#### TASK BRIEF:
Search the material below for the word "required". Copy every line that has it.

┏━━

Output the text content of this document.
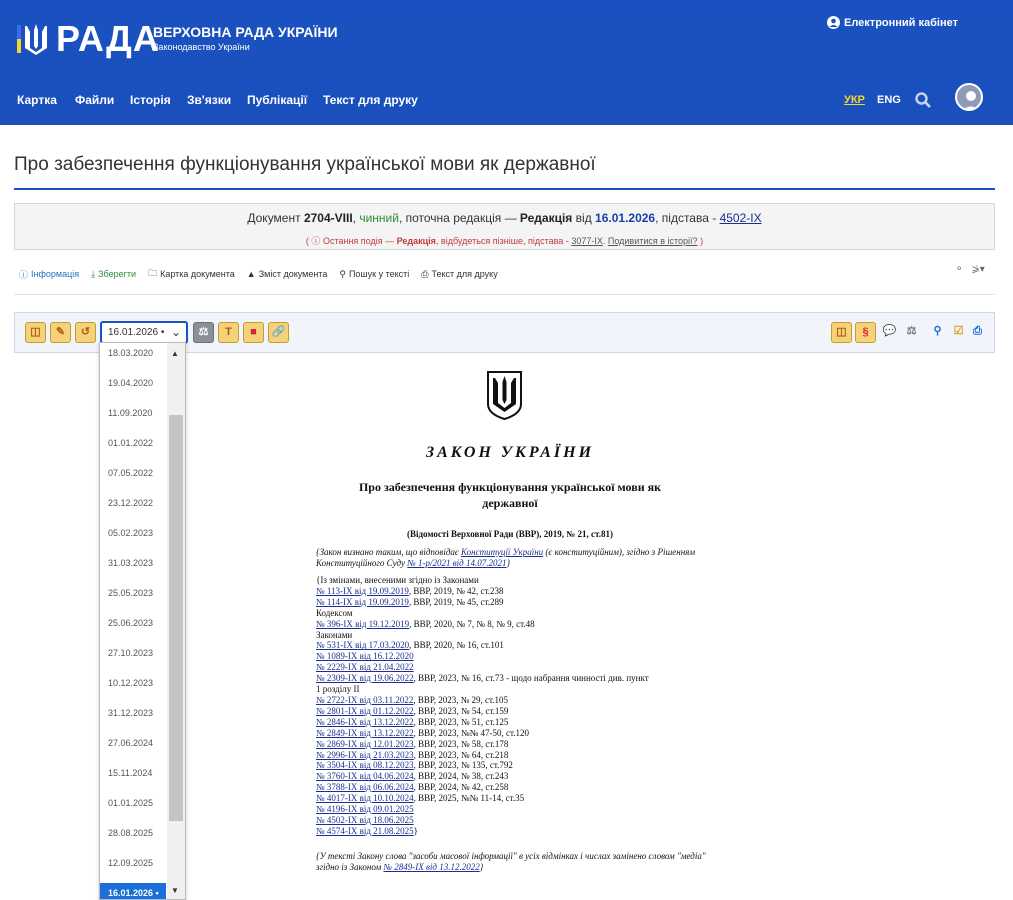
РАДА
ВЕРХОВНА РАДА УКРАЇНИ
Законодавство України
Електронний кабінет
Картка Файли Історія Зв'язки Публікації Текст для друку	УКР ENG
Про забезпечення функціонування української мови як державної
Документ 2704-VIII, чинний, поточна редакція — Редакція від 16.01.2026, підстава - 4502-IX
( ⓘ Остання подія — Редакція, відбудеться пізніше, підстава - 3077-IX. Подивитися в історії? )
ⓘ Інформація ⤓ Зберегти 🗀 Картка документа ▲ Зміст документа ⚲ Пошук у тексті ⎙ Текст для друку	⚬ ⪂▾
◫	✎	↺	16.01.2026 • ⌄	⚖	T	■	🔗	◫	§	💬 ⚖	⚲	☑ ⎙
18.03.2020
19.04.2020
11.09.2020
01.01.2022
07.05.2022
23.12.2022
05.02.2023
31.03.2023
25.05.2023
25.06.2023
27.10.2023
10.12.2023
31.12.2023
27.06.2024
15.11.2024
01.01.2025
28.08.2025
12.09.2025
16.01.2026 •
▲
▼
ЗАКОН УКРАЇНИ
Про забезпечення функціонування української мови як державної
(Відомості Верховної Ради (ВВР), 2019, № 21, ст.81)
{Закон визнано таким, що відповідає Конституції України (є конституційним), згідно з Рішенням Конституційного Суду № 1-р/2021 від 14.07.2021}
{Із змінами, внесеними згідно із Законами
№ 113-IX від 19.09.2019, ВВР, 2019, № 42, ст.238
№ 114-IX від 19.09.2019, ВВР, 2019, № 45, ст.289
Кодексом
№ 396-IX від 19.12.2019, ВВР, 2020, № 7, № 8, № 9, ст.48
Законами
№ 531-IX від 17.03.2020, ВВР, 2020, № 16, ст.101
№ 1089-IX від 16.12.2020
№ 2229-IX від 21.04.2022
№ 2309-IX від 19.06.2022, ВВР, 2023, № 16, ст.73 - щодо набрання чинності див. пункт
1 розділу II
№ 2722-IX від 03.11.2022, ВВР, 2023, № 29, ст.105
№ 2801-IX від 01.12.2022, ВВР, 2023, № 54, ст.159
№ 2846-IX від 13.12.2022, ВВР, 2023, № 51, ст.125
№ 2849-IX від 13.12.2022, ВВР, 2023, №№ 47-50, ст.120
№ 2869-IX від 12.01.2023, ВВР, 2023, № 58, ст.178
№ 2996-IX від 21.03.2023, ВВР, 2023, № 64, ст.218
№ 3504-IX від 08.12.2023, ВВР, 2023, № 135, ст.792
№ 3760-IX від 04.06.2024, ВВР, 2024, № 38, ст.243
№ 3788-IX від 06.06.2024, ВВР, 2024, № 42, ст.258
№ 4017-IX від 10.10.2024, ВВР, 2025, №№ 11-14, ст.35
№ 4196-IX від 09.01.2025
№ 4502-IX від 18.06.2025
№ 4574-IX від 21.08.2025}
{У тексті Закону слова "засоби масової інформації" в усіх відмінках і числах замінено словом "медіа" згідно із Законом № 2849-IX від 13.12.2022}
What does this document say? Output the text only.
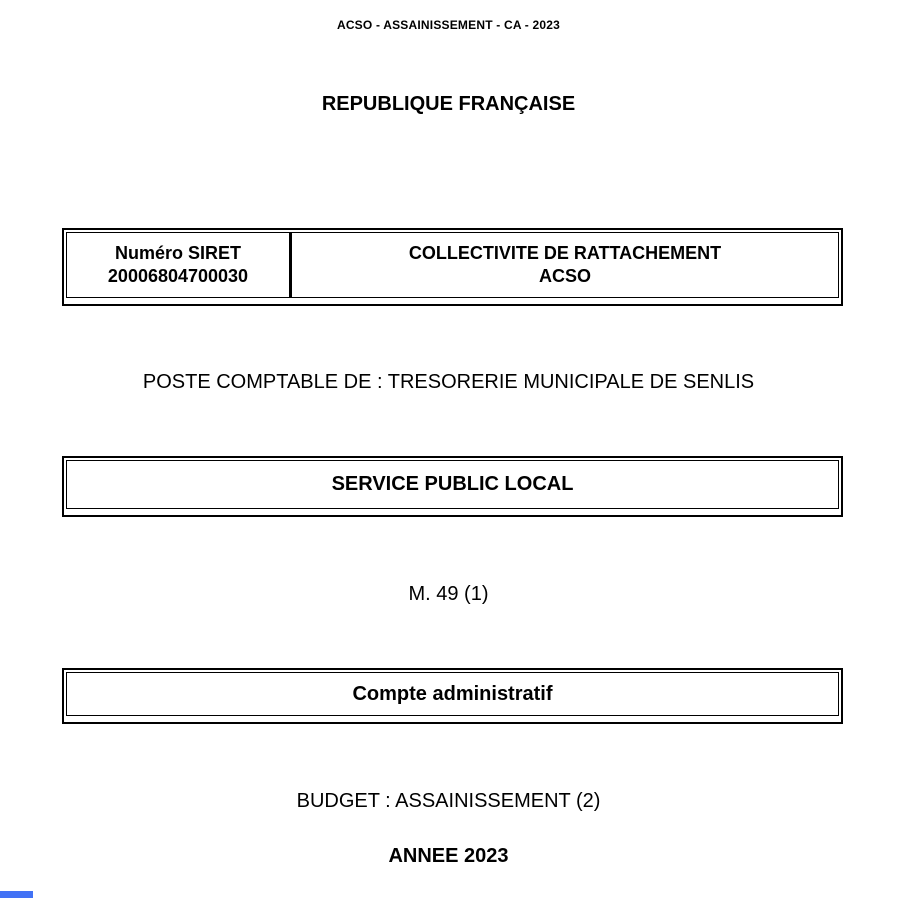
ACSO - ASSAINISSEMENT - CA - 2023
REPUBLIQUE FRANÇAISE
Numéro SIRET
20006804700030
COLLECTIVITE DE RATTACHEMENT
ACSO
POSTE COMPTABLE DE : TRESORERIE MUNICIPALE DE SENLIS
SERVICE PUBLIC LOCAL
M. 49 (1)
Compte administratif
BUDGET : ASSAINISSEMENT (2)
ANNEE 2023
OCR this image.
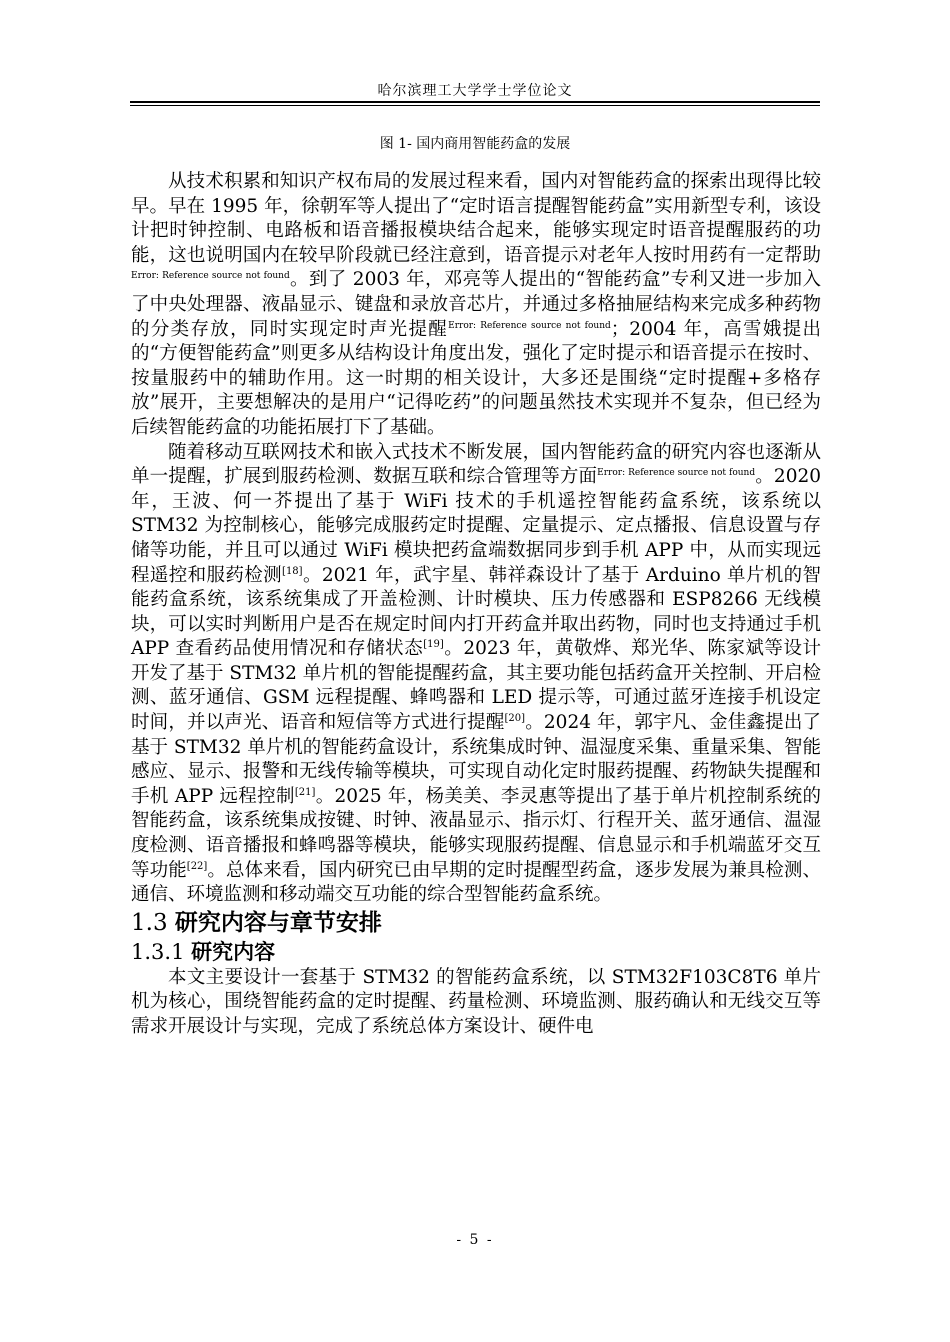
哈尔滨理工大学学士学位论文
图 1- 国内商用智能药盒的发展

从技术积累和知识产权布局的发展过程来看，国内对智能药盒的探索出现得比较早。早在 1995 年，徐朝军等人提出了“定时语言提醒智能药盒”实用新型专利，该设计把时钟控制、电路板和语音播报模块结合起来，能够实现定时语音提醒服药的功能，这也说明国内在较早阶段就已经注意到，语音提示对老年人按时用药有一定帮助$^{Error: Reference source not found}$。到了 2003 年，邓亮等人提出的“智能药盒”专利又进一步加入了中央处理器、液晶显示、键盘和录放音芯片，并通过多格抽屉结构来完成多种药物的分类存放，同时实现定时声光提醒$^{Error: Reference source not found}$；2004 年，高雪娥提出的“方便智能药盒”则更多从结构设计角度出发，强化了定时提示和语音提示在按时、按量服药中的辅助作用。这一时期的相关设计，大多还是围绕“定时提醒+多格存放”展开，主要想解决的是用户“记得吃药”的问题虽然技术实现并不复杂，但已经为后续智能药盒的功能拓展打下了基础。

随着移动互联网技术和嵌入式技术不断发展，国内智能药盒的研究内容也逐渐从单一提醒，扩展到服药检测、数据互联和综合管理等方面$^{Error: Reference source not found}$。2020 年，王波、何一芥提出了基于 WiFi 技术的手机遥控智能药盒系统，该系统以 STM32 为控制核心，能够完成服药定时提醒、定量提示、定点播报、信息设置与存储等功能，并且可以通过 WiFi 模块把药盒端数据同步到手机 APP 中，从而实现远程遥控和服药检测[18]。2021 年，武宇星、韩祥森设计了基于 Arduino 单片机的智能药盒系统，该系统集成了开盖检测、计时模块、压力传感器和 ESP8266 无线模块，可以实时判断用户是否在规定时间内打开药盒并取出药物，同时也支持通过手机 APP 查看药品使用情况和存储状态[19]。2023 年，黄敬烨、郑光华、陈家斌等设计开发了基于 STM32 单片机的智能提醒药盒，其主要功能包括药盒开关控制、开启检测、蓝牙通信、GSM 远程提醒、蜂鸣器和 LED 提示等，可通过蓝牙连接手机设定时间，并以声光、语音和短信等方式进行提醒[20]。2024 年，郭宇凡、金佳鑫提出了基于 STM32 单片机的智能药盒设计，系统集成时钟、温湿度采集、重量采集、智能感应、显示、报警和无线传输等模块，可实现自动化定时服药提醒、药物缺失提醒和手机 APP 远程控制[21]。2025 年，杨美美、李灵惠等提出了基于单片机控制系统的智能药盒，该系统集成按键、时钟、液晶显示、指示灯、行程开关、蓝牙通信、温湿度检测、语音播报和蜂鸣器等模块，能够实现服药提醒、信息显示和手机端蓝牙交互等功能[22]。总体来看，国内研究已由早期的定时提醒型药盒，逐步发展为兼具检测、通信、环境监测和移动端交互功能的综合型智能药盒系统。

1.3 研究内容与章节安排

1.3.1 研究内容

本文主要设计一套基于 STM32 的智能药盒系统，以 STM32F103C8T6 单片机为核心，围绕智能药盒的定时提醒、药量检测、环境监测、服药确认和无线交互等需求开展设计与实现，完成了系统总体方案设计、硬件电

- 5 -
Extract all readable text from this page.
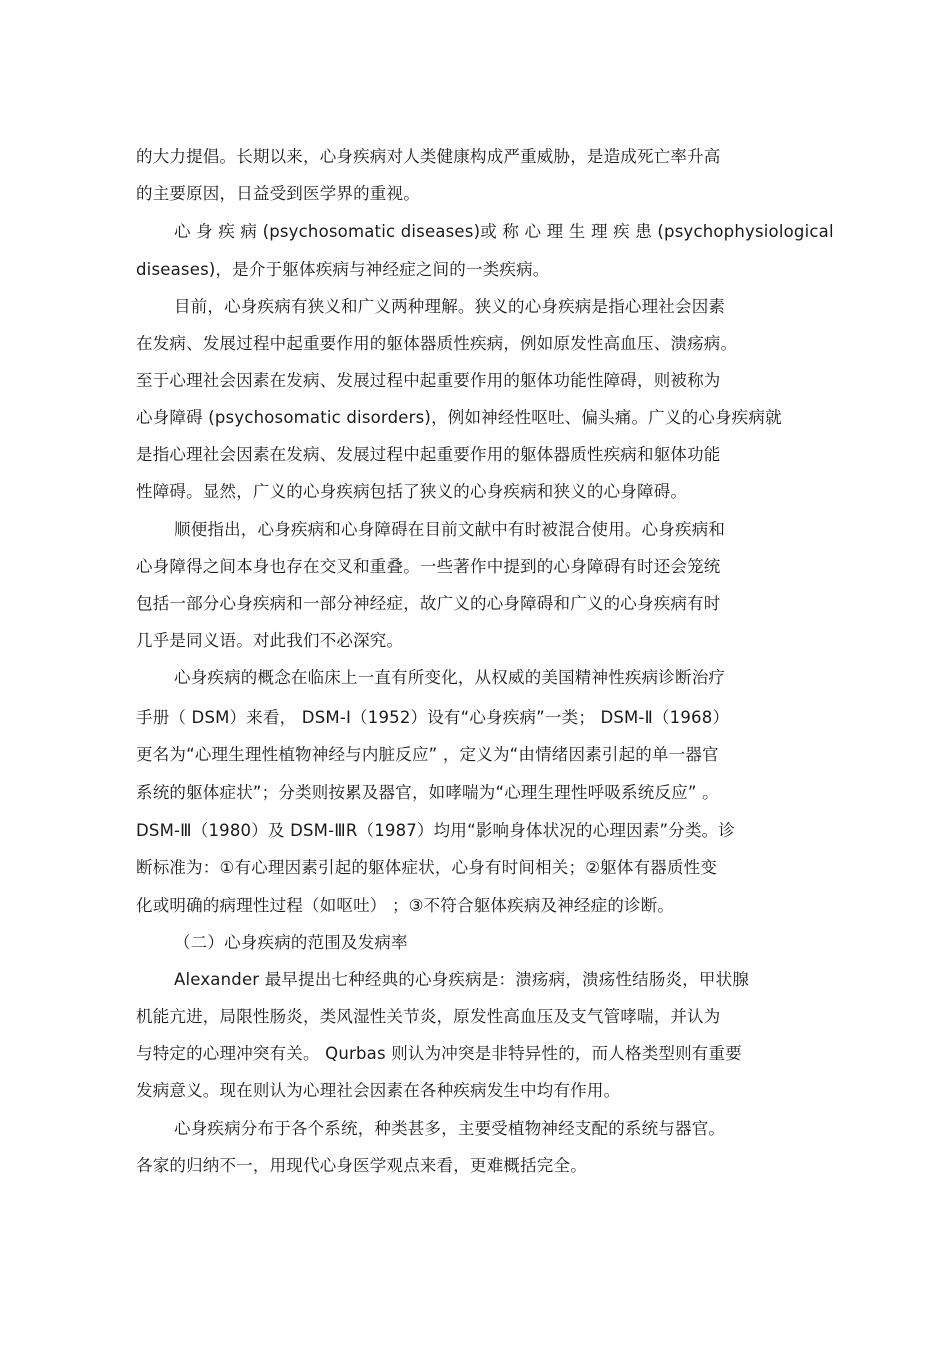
的大力提倡。长期以来，心身疾病对人类健康构成严重威胁，是造成死亡率升高
的主要原因，日益受到医学界的重视。
心 身 疾 病 (psychosomatic diseases)或 称 心 理 生 理 疾 患 (psychophysiological
diseases)，是介于躯体疾病与神经症之间的一类疾病。
目前，心身疾病有狭义和广义两种理解。狭义的心身疾病是指心理社会因素
在发病、发展过程中起重要作用的躯体器质性疾病，例如原发性高血压、溃疡病。
至于心理社会因素在发病、发展过程中起重要作用的躯体功能性障碍，则被称为
心身障碍 (psychosomatic disorders)，例如神经性呕吐、偏头痛。广义的心身疾病就
是指心理社会因素在发病、发展过程中起重要作用的躯体器质性疾病和躯体功能
性障碍。显然，广义的心身疾病包括了狭义的心身疾病和狭义的心身障碍。
顺便指出，心身疾病和心身障碍在目前文献中有时被混合使用。心身疾病和
心身障得之间本身也存在交叉和重叠。一些著作中提到的心身障碍有时还会笼统
包括一部分心身疾病和一部分神经症，故广义的心身障碍和广义的心身疾病有时
几乎是同义语。对此我们不必深究。
心身疾病的概念在临床上一直有所变化，从权威的美国精神性疾病诊断治疗
手册（ DSM）来看， DSM-Ⅰ（1952）设有“心身疾病”一类； DSM-Ⅱ（1968）
更名为“心理生理性植物神经与内脏反应” ，定义为“由情绪因素引起的单一器官
系统的躯体症状”；分类则按累及器官，如哮喘为“心理生理性呼吸系统反应” 。
DSM-Ⅲ（1980）及 DSM-ⅢR（1987）均用“影响身体状况的心理因素”分类。诊
断标准为：①有心理因素引起的躯体症状，心身有时间相关；②躯体有器质性变
化或明确的病理性过程（如呕吐） ；③不符合躯体疾病及神经症的诊断。
（二）心身疾病的范围及发病率
Alexander 最早提出七种经典的心身疾病是：溃疡病，溃疡性结肠炎，甲状腺
机能亢进，局限性肠炎，类风湿性关节炎，原发性高血压及支气管哮喘，并认为
与特定的心理冲突有关。 Qurbas 则认为冲突是非特异性的，而人格类型则有重要
发病意义。现在则认为心理社会因素在各种疾病发生中均有作用。
心身疾病分布于各个系统，种类甚多，主要受植物神经支配的系统与器官。
各家的归纳不一，用现代心身医学观点来看，更难概括完全。
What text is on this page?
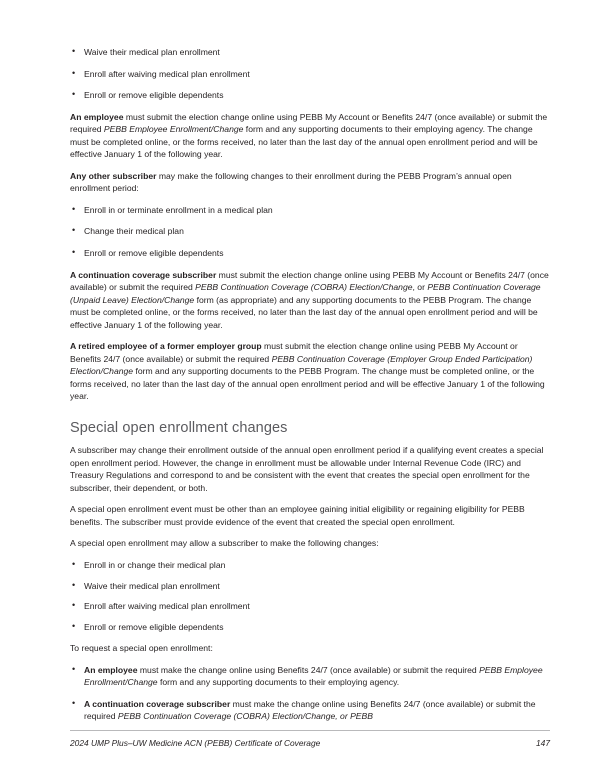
• Waive their medical plan enrollment
• Enroll after waiving medical plan enrollment
• Enroll or remove eligible dependents

An employee must submit the election change online using PEBB My Account or Benefits 24/7 (once available) or submit the required PEBB Employee Enrollment/Change form and any supporting documents to their employing agency. The change must be completed online, or the forms received, no later than the last day of the annual open enrollment period and will be effective January 1 of the following year.

Any other subscriber may make the following changes to their enrollment during the PEBB Program’s annual open enrollment period:

• Enroll in or terminate enrollment in a medical plan
• Change their medical plan
• Enroll or remove eligible dependents

A continuation coverage subscriber must submit the election change online using PEBB My Account or Benefits 24/7 (once available) or submit the required PEBB Continuation Coverage (COBRA) Election/Change, or PEBB Continuation Coverage (Unpaid Leave) Election/Change form (as appropriate) and any supporting documents to the PEBB Program. The change must be completed online, or the forms received, no later than the last day of the annual open enrollment period and will be effective January 1 of the following year.

A retired employee of a former employer group must submit the election change online using PEBB My Account or Benefits 24/7 (once available) or submit the required PEBB Continuation Coverage (Employer Group Ended Participation) Election/Change form and any supporting documents to the PEBB Program. The change must be completed online, or the forms received, no later than the last day of the annual open enrollment period and will be effective January 1 of the following year.

Special open enrollment changes

A subscriber may change their enrollment outside of the annual open enrollment period if a qualifying event creates a special open enrollment period. However, the change in enrollment must be allowable under Internal Revenue Code (IRC) and Treasury Regulations and correspond to and be consistent with the event that creates the special open enrollment for the subscriber, their dependent, or both.

A special open enrollment event must be other than an employee gaining initial eligibility or regaining eligibility for PEBB benefits. The subscriber must provide evidence of the event that created the special open enrollment.

A special open enrollment may allow a subscriber to make the following changes:

• Enroll in or change their medical plan
• Waive their medical plan enrollment
• Enroll after waiving medical plan enrollment
• Enroll or remove eligible dependents

To request a special open enrollment:

• An employee must make the change online using Benefits 24/7 (once available) or submit the required PEBB Employee Enrollment/Change form and any supporting documents to their employing agency.
• A continuation coverage subscriber must make the change online using Benefits 24/7 (once available) or submit the required PEBB Continuation Coverage (COBRA) Election/Change, or PEBB
2024 UMP Plus–UW Medicine ACN (PEBB) Certificate of Coverage	147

┗━━

#### THE RESPONSE:
An employee must submit the election change online using PEBB My Account or Benefits 24/7 (once available) or submit the required PEBB Employee Enrollment/Change form and any supporting documents to their employing agency. The change must be completed online, or the forms received, no later than the last day of the annual open enrollment period and will be effective January 1 of the following year.
A continuation coverage subscriber must submit the election change online using PEBB My Account or Benefits 24/7 (once available) or submit the required PEBB Continuation Coverage (COBRA) Election/Change, or PEBB Continuation Coverage (Unpaid Leave) Election/Change form (as appropriate) and any supporting documents to the PEBB Program. The change must be completed online, or the forms received, no later than the last day of the annual open enrollment period and will be effective January 1 of the following year.
A retired employee of a former employer group must submit the election change online using PEBB My Account or Benefits 24/7 (once available) or submit the required PEBB Continuation Coverage (Employer Group Ended Participation) Election/Change form and any supporting documents to the PEBB Program. The change must be completed online, or the forms received, no later than the last day of the annual open enrollment period and will be effective January 1 of the following year.
• An employee must make the change online using Benefits 24/7 (once available) or submit the required PEBB Employee Enrollment/Change form and any supporting documents to their employing agency.
• A continuation coverage subscriber must make the change online using Benefits 24/7 (once available) or submit the required PEBB Continuation Coverage (COBRA) Election/Change, or PEBB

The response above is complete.